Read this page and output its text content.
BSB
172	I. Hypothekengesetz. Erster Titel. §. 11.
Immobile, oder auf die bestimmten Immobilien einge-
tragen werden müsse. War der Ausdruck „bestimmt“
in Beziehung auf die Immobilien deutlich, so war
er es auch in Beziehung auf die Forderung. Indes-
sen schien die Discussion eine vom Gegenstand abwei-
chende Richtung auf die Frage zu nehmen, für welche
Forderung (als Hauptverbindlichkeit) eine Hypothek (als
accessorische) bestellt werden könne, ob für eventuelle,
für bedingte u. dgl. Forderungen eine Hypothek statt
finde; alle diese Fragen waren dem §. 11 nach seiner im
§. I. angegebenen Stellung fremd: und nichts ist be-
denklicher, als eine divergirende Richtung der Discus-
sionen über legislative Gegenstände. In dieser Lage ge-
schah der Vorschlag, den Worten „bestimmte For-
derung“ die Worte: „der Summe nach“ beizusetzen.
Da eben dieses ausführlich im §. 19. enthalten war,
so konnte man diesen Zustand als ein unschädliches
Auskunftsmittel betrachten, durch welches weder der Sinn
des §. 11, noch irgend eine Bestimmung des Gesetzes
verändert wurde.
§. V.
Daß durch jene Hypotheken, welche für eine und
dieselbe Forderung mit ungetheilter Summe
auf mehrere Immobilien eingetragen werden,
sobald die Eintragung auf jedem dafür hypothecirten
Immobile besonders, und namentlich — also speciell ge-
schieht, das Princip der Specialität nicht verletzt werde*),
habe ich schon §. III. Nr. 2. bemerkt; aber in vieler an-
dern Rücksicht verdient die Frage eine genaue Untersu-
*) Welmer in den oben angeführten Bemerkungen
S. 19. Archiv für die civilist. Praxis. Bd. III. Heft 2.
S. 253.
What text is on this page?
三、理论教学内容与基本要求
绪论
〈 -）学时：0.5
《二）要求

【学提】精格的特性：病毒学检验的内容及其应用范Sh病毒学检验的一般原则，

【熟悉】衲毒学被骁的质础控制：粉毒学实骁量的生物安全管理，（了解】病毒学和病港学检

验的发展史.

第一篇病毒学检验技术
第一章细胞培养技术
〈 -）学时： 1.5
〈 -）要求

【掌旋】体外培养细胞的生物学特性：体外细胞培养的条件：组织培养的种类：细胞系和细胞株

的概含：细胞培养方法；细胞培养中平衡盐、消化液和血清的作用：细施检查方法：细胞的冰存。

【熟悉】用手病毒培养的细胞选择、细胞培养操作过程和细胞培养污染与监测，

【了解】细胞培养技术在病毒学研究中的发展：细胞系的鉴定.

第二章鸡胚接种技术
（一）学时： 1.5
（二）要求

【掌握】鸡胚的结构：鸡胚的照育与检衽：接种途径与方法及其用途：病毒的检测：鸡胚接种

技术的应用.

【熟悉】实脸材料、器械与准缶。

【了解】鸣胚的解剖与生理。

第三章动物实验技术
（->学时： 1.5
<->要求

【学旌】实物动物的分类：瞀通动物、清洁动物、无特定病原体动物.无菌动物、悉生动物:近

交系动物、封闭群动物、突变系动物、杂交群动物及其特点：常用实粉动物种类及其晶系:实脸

-=-=-=-=-

Exercise brief >> Look through the material above and pick out each line holding the word "text".

Result >>
Read this page and output its text content.
What text is on this page?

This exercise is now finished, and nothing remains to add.